:: Bagian Dokumen ::
Lantas setelah itu, bagaimana?
Cerita kesulitan para siswa di sana, ternyata menggugah hati seorang pria berkebangsaan Swiss bernama Toni Ruttimann. Dengan sukarela, ia datang ke lokasi dan membangun jembatan rusak tersebut. Kini risiko nyawa melayang saat hendak pergi ke sekolah, tidak mengintai lagi anak-anak di SD Sanghiang, Lebak – Banten.
Toni Ruttimann ternyata tidak hanya membangun jembatan rusak di Sanghiang, Lebak.
Sosiolog sekaligus dosen FISIP Universitas Indonesia, Imam B Prasodjo melalui akun Facebooknya menceritakan perjuangan Toni Ruttimann membangun jembatan-jembatan kecil di Indonesia agar masyarakat di daerah terpencil tidak lagi kesulitan akses jalan.
Menurut Imam, Toni Ruttimann diam-diam sudah tiga tahun keluar masuk kampung wilayah terpencil di Indonesia, mengajak warga bergotong royong membangun jembatan gantung sendiri karena akses jalan terputus.
“Toni datang ke negeri kita karena ia melihat begitu banyak anak-anak di negeri ini bergelantungan harus pergi sekolah menyeberangi sungai dengan jembatan yang rusak. Karena keadaan ini, Toni Ruttiman datang ke negeri kita,” tulis Imam.
IMAM menulis, untuk membuat sebuah jembatan, Toni mengumpulkan bahan-bahan jembatan gantung dari negerinya Swiss. Dia mengupayakan bantuan pipa dari perusahaan ternama yang pemiliknya ia kenal baik (seperti Tenaris) agar bersedia mengirim bantuan pipa tiang jembatan dari Argentina ke Indonesia.
:::
:: Cuplikan Entri ::
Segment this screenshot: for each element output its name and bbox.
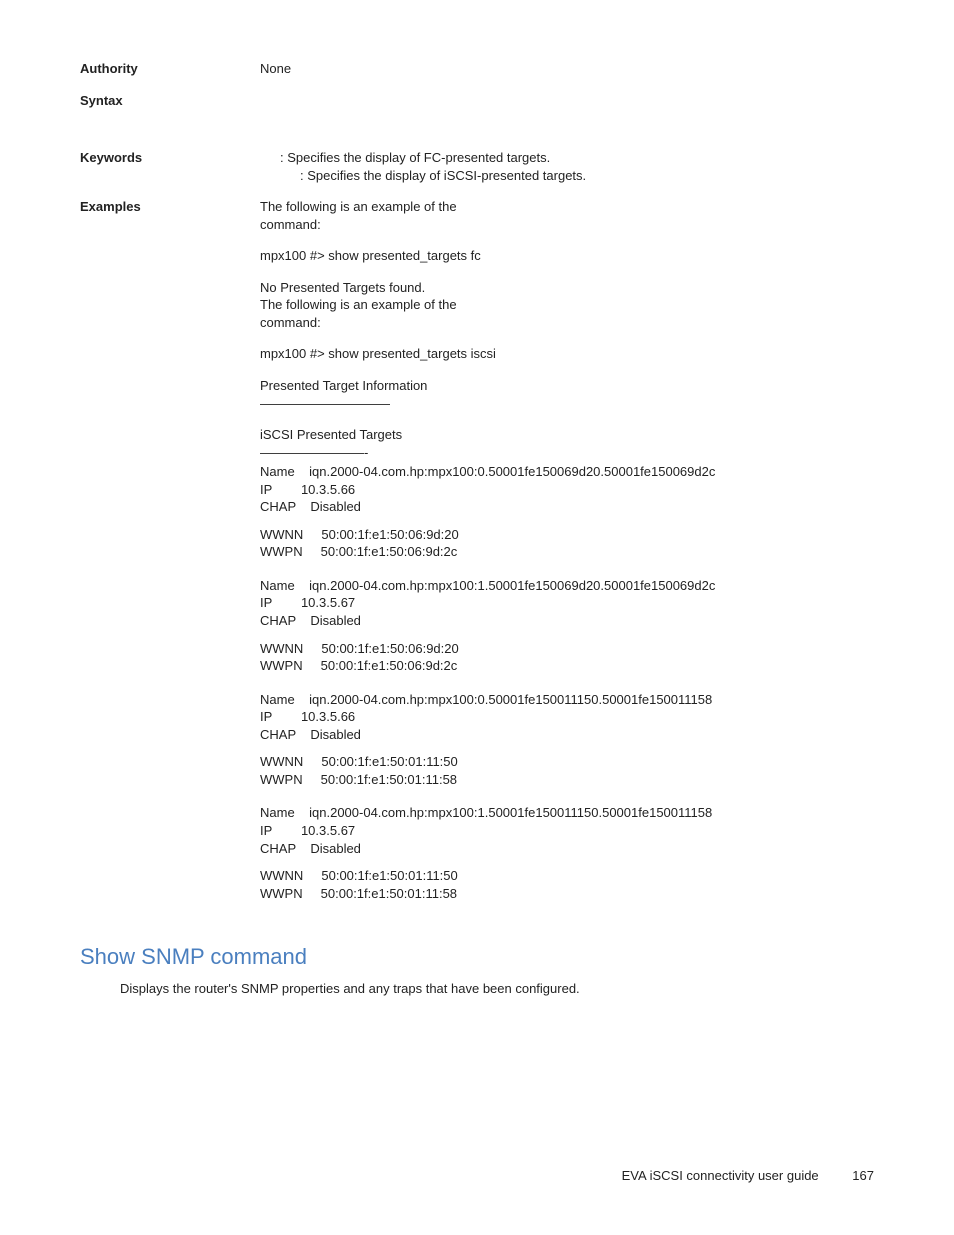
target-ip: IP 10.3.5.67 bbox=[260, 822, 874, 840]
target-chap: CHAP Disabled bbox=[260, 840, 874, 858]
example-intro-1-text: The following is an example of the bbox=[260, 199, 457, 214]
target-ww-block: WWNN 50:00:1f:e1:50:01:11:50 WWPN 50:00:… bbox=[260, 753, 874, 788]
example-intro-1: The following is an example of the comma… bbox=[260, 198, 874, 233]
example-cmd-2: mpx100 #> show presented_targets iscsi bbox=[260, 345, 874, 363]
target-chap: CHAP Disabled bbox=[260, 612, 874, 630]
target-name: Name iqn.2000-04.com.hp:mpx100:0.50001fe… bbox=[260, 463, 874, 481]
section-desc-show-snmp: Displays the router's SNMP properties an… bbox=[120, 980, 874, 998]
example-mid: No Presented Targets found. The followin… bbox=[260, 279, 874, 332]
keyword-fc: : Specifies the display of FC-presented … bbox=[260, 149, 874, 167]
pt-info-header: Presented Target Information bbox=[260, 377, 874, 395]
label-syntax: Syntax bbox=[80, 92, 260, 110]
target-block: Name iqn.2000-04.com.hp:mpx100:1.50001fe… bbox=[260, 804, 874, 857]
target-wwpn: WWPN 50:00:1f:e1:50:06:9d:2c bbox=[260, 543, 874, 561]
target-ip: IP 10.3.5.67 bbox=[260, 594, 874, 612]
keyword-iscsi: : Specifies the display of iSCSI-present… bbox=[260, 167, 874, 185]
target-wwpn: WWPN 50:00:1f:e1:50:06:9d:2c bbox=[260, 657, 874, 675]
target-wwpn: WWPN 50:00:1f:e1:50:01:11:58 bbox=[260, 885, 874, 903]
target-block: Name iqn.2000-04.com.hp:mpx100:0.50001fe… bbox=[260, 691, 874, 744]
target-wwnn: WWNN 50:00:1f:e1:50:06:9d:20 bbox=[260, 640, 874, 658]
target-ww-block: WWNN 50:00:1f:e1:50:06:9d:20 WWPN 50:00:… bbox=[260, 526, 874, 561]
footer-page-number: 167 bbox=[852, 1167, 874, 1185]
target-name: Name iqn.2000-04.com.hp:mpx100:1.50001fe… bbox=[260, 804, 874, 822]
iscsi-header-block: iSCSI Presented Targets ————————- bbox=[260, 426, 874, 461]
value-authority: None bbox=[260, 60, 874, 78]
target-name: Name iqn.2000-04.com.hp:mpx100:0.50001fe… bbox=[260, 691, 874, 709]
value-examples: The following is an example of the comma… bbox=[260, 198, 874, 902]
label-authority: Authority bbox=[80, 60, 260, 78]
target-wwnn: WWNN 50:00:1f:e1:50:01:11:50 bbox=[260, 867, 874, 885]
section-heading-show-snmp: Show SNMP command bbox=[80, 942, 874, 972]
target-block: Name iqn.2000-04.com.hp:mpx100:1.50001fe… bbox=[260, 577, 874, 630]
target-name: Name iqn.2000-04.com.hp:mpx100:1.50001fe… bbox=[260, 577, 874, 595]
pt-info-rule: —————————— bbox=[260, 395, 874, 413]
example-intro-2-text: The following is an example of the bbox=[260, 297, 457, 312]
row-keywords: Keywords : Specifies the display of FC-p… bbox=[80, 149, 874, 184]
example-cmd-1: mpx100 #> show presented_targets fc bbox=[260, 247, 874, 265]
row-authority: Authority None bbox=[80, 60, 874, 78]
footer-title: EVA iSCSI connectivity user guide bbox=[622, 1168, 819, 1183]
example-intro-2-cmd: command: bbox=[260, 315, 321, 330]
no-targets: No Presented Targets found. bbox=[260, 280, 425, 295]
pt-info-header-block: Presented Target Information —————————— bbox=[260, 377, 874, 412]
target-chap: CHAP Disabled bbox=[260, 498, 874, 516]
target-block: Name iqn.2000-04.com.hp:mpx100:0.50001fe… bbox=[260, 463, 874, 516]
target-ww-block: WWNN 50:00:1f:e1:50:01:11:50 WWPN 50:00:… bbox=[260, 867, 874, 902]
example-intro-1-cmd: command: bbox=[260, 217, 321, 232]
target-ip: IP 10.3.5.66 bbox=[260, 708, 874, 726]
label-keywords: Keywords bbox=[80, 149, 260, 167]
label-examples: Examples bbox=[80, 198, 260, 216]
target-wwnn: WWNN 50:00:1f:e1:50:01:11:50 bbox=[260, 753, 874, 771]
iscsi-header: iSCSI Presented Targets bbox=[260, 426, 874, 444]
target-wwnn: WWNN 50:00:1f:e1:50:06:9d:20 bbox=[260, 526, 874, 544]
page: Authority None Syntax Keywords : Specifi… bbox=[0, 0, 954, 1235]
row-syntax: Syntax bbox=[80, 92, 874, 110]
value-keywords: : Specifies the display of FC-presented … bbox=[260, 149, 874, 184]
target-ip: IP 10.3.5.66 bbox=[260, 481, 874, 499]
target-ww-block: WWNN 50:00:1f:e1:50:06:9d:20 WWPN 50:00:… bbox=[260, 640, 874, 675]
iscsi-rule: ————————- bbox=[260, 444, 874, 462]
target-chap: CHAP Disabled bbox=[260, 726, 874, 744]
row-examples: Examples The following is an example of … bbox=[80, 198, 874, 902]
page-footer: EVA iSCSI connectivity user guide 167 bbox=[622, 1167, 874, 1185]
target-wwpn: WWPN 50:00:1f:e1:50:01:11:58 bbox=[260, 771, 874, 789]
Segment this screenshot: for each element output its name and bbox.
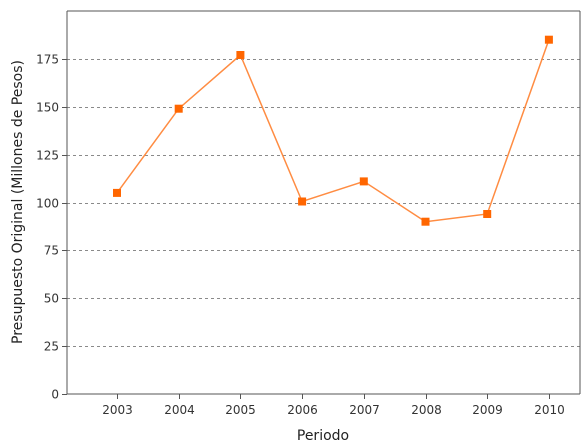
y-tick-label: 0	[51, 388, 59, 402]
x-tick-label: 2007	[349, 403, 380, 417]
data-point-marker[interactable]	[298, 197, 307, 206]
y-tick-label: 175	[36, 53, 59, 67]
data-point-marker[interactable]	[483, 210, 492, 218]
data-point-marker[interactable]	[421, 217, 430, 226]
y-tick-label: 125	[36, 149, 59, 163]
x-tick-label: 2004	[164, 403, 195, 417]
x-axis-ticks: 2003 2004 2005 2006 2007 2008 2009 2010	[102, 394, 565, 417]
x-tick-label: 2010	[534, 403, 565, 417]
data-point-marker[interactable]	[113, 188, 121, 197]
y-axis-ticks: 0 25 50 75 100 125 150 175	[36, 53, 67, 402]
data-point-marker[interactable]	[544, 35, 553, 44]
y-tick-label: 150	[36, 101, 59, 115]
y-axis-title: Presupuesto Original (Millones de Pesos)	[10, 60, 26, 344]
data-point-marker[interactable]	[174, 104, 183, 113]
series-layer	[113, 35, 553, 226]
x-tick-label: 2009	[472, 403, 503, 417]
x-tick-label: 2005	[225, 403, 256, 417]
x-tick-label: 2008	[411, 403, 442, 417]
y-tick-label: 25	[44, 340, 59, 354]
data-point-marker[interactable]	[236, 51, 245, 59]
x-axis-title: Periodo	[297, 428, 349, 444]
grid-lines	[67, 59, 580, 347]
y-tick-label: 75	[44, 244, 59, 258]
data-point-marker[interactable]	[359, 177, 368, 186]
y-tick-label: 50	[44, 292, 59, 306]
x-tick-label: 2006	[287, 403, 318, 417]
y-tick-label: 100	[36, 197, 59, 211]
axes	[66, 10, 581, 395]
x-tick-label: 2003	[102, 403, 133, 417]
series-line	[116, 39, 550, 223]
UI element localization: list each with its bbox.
:::
:: Cuplikan Entri ::
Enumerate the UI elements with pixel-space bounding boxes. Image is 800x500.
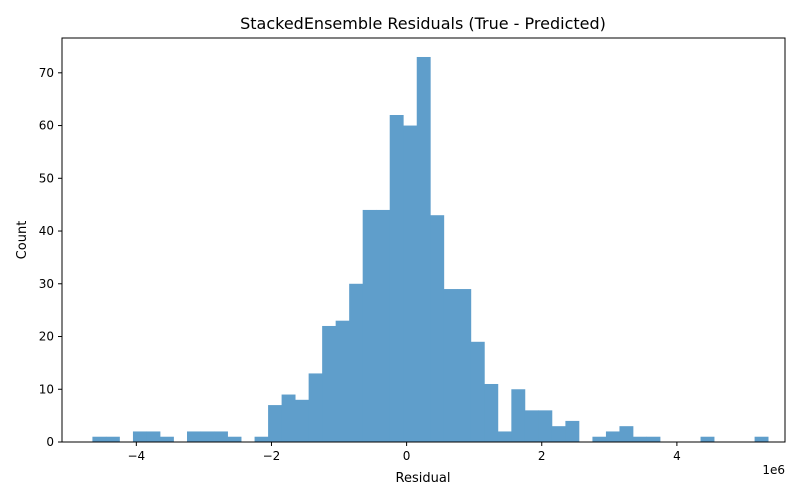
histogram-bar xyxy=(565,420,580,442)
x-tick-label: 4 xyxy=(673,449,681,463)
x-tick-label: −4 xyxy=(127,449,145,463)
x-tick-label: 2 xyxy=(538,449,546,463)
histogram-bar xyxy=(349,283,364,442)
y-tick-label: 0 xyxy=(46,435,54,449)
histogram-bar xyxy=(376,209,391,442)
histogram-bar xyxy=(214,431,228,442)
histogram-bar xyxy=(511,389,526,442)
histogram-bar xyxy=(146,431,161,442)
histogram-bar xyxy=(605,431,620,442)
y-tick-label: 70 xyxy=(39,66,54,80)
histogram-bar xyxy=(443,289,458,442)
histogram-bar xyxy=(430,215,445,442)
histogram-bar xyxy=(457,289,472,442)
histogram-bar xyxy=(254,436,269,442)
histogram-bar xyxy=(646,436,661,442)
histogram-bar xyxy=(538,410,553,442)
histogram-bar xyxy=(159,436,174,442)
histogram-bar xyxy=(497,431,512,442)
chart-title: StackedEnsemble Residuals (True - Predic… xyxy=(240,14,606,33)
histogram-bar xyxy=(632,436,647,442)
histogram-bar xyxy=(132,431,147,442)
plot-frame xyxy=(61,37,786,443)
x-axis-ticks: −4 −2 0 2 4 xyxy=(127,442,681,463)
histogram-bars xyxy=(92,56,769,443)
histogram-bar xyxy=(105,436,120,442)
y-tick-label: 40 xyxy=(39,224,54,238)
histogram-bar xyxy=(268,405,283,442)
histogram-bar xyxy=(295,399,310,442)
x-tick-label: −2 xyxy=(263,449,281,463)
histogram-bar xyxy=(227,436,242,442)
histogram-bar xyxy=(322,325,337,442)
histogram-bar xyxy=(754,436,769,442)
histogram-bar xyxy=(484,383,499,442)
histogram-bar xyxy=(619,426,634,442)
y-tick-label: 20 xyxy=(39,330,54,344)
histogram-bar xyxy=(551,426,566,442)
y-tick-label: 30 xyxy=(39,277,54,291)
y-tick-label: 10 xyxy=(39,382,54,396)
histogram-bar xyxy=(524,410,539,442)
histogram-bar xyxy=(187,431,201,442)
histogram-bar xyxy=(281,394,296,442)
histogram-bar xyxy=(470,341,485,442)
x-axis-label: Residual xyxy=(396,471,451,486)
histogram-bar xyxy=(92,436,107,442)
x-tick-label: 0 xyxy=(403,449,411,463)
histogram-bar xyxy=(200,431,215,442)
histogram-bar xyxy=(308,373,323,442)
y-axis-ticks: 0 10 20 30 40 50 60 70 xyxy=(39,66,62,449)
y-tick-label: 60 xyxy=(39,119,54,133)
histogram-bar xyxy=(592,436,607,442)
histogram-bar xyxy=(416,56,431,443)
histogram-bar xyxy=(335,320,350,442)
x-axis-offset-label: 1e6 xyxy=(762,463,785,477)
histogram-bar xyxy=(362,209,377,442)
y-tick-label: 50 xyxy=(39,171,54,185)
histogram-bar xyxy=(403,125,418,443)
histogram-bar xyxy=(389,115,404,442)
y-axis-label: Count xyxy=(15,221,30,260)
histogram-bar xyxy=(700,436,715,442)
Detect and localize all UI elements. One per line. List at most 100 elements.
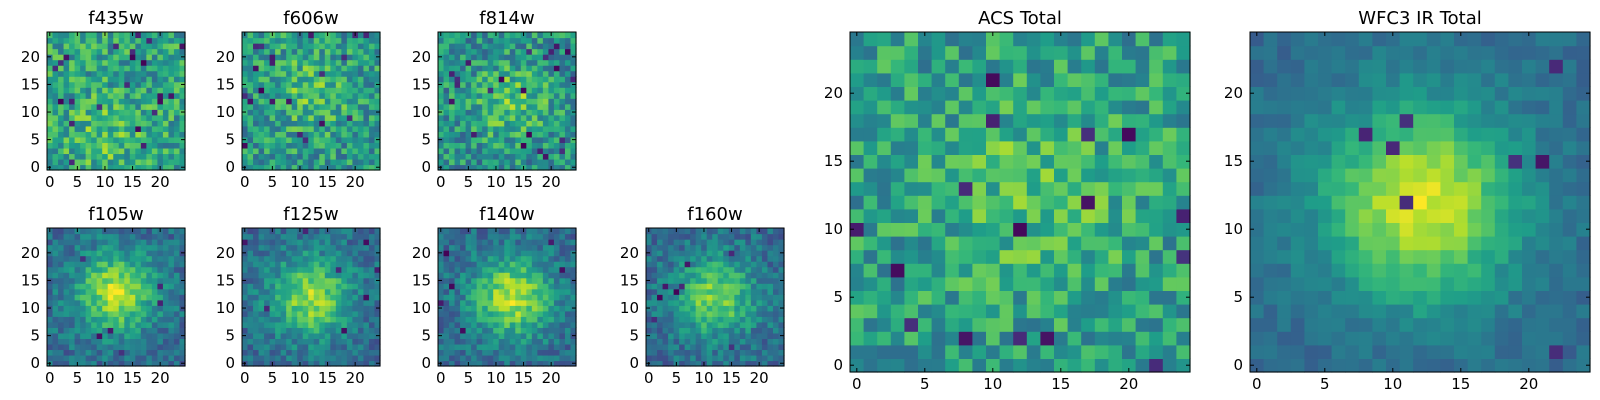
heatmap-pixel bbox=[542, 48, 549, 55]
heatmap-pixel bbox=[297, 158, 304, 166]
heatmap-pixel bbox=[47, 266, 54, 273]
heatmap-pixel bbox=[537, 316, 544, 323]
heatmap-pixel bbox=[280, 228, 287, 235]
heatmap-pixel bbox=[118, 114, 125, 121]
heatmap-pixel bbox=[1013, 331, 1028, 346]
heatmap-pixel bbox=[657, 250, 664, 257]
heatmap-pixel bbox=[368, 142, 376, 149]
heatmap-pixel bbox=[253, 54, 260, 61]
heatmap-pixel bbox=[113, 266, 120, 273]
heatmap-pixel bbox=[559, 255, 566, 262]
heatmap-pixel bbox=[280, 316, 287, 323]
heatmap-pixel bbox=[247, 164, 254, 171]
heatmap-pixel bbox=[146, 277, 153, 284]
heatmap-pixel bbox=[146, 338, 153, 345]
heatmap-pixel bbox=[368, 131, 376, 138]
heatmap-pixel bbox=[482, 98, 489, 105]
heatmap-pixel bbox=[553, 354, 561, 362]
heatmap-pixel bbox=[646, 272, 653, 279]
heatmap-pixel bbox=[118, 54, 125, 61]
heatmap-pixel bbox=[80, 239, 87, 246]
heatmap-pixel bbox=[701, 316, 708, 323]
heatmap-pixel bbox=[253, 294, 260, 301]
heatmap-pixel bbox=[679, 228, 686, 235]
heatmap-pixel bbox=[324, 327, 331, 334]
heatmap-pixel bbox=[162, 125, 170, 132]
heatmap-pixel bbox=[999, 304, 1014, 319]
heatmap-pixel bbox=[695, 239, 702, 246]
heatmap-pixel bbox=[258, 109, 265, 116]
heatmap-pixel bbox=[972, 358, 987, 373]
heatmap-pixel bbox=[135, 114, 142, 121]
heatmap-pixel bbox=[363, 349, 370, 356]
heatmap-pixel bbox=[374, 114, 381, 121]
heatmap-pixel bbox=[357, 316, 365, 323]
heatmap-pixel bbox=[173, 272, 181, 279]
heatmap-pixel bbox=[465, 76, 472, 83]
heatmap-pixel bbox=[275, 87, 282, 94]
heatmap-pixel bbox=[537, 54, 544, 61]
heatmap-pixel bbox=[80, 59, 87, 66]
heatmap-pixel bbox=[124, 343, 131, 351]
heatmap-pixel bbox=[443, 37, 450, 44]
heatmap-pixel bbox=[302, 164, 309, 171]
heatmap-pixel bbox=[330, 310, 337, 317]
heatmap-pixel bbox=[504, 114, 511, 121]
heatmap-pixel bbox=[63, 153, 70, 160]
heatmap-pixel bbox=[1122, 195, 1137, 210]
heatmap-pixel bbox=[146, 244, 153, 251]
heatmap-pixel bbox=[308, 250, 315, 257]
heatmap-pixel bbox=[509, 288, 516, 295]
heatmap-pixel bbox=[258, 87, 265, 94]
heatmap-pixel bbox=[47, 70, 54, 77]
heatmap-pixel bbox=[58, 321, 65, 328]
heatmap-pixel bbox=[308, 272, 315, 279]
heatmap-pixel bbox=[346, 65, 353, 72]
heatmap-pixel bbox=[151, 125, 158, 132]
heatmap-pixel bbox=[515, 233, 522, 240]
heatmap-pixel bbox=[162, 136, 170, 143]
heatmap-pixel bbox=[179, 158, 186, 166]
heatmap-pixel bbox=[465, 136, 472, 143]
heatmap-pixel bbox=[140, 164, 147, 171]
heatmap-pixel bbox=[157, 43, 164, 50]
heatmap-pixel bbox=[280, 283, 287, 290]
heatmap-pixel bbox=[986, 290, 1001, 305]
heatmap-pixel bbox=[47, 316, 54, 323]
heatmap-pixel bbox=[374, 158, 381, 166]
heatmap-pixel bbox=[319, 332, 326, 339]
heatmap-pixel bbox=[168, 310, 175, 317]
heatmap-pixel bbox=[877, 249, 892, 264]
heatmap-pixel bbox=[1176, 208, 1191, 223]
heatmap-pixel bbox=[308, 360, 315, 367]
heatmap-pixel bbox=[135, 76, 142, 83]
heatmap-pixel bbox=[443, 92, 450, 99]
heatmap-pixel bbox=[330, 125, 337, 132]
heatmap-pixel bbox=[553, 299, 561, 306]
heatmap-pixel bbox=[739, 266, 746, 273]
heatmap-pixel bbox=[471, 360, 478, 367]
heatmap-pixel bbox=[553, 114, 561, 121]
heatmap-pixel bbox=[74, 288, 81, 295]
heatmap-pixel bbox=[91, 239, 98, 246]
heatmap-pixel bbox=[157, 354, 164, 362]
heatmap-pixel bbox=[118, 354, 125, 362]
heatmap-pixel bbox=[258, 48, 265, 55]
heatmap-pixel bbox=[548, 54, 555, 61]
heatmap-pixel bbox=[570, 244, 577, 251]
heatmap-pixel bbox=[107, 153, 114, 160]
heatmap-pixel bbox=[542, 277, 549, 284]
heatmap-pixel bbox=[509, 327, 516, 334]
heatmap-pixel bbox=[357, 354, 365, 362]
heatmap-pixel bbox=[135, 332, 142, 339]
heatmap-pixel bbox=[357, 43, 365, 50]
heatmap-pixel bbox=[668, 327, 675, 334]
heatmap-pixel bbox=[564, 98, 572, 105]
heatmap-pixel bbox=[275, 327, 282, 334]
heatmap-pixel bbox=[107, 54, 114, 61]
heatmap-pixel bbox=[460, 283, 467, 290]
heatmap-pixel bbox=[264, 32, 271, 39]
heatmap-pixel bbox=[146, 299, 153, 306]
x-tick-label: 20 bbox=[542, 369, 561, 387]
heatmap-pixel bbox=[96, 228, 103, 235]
:::
## Latihan 1
Menurut teks tentang Toni Ruttimann, dari negara mana Toni mengumpulkan bahan-bahan jembatan gantung?
## Latihan 2
Teruskan teks tentang Toni Ruttimann, dimulai setelah kalimat terakhirnya.
Entri tersebut merupakan bahan tersendiri yang terpisah dari teks tentang Toni Ruttimann.

## Jawaban Latihan 1
Dari negerinya, Swiss.

## Jawaban Latihan 2
Toni juga merekrut beberapa tenaga kerja Indonesia untuk dijadikan stafnya agar membantu semua upaya ini. “Saat ini seorang pemuda bernama Suntana, dengan setia membantu misi kemanusiaan Toni yang tengah ia jalankan,” tulis Imam lagi.
Dengan cara diam-diam, kini Toni Ruttiman telah berhasil memasang 61 jembatan gantung di berbagai daerah termasuk Banten, Jabar, Jateng, Jatim, dan bahkan hingga Sulawesi, Maluku Utara dan NTT.
Namun menurut Imam, upaya itu tidak mudah. Pengiriman bantuan malah terhambat. Bantuan bahan jembatan seperti wirerope (kabel pancang) yang selama tiga tahun telah secara rutin ia kirim dari Swiss terhambat oleh lambannya birokrasi.
Padahal Menurut Imam, Presiden Jokowi justru tengah keras-kerasnya mendorong agar arus barang impor lancar. Namun kenyataannya sangat lamban.
“Saya yang ikut terlibat dan mengikuti betapa sulitnya mengurus proses administrasi import barang bantuan ini merasa kesal menghadapi birokrasi yang begitu ruwet dan lambat ini, walaupun untuk import barang bantuan sekalipun,” ucap Imam.
Akhirnya, Suntana, asisten Toni di Indonesia bercerita kepada Imam Prasodjo tentang sulitnya proses pengurusan barang bantuan yang berakhir dengan denda yang harus dibayar. Denda yang harus dibayarkan mencapai ratusan juta rupiah. Imam pun ikut menyertakan surat Suntana kepadanya dalam postingan Facebook nya itu.
Malam Pak Imam,
Malam ini saya dapat dua informasi perihal update proses import donasi wirerope untuk program bantuan jembatan gantung dari Toni Ruttiman di Indonesia yang memakan waktu lebih dari 2 bulan sejak container tiba di Tanjung Priok karena lamanya proses rekomendasi dari kementrian-kementrian terkait yg harus ditempuh untuk proses hibah ini.
Pertama, atas bantuan dan upaya rekan-rekan di Bea cukai Tanjung Priok, biaya storage 3 kontainer donasi wirerope untuk Program Bantuan Jembatan Gantung Toni Ruttiman di Indonesia yg sudah tiba di pelabuhan Tanjung Priok sejak tgl 16 Juli 2016 sampai dengan hari ini 26 September 2016 akhirnya dibebaskan biaya penyimpanan.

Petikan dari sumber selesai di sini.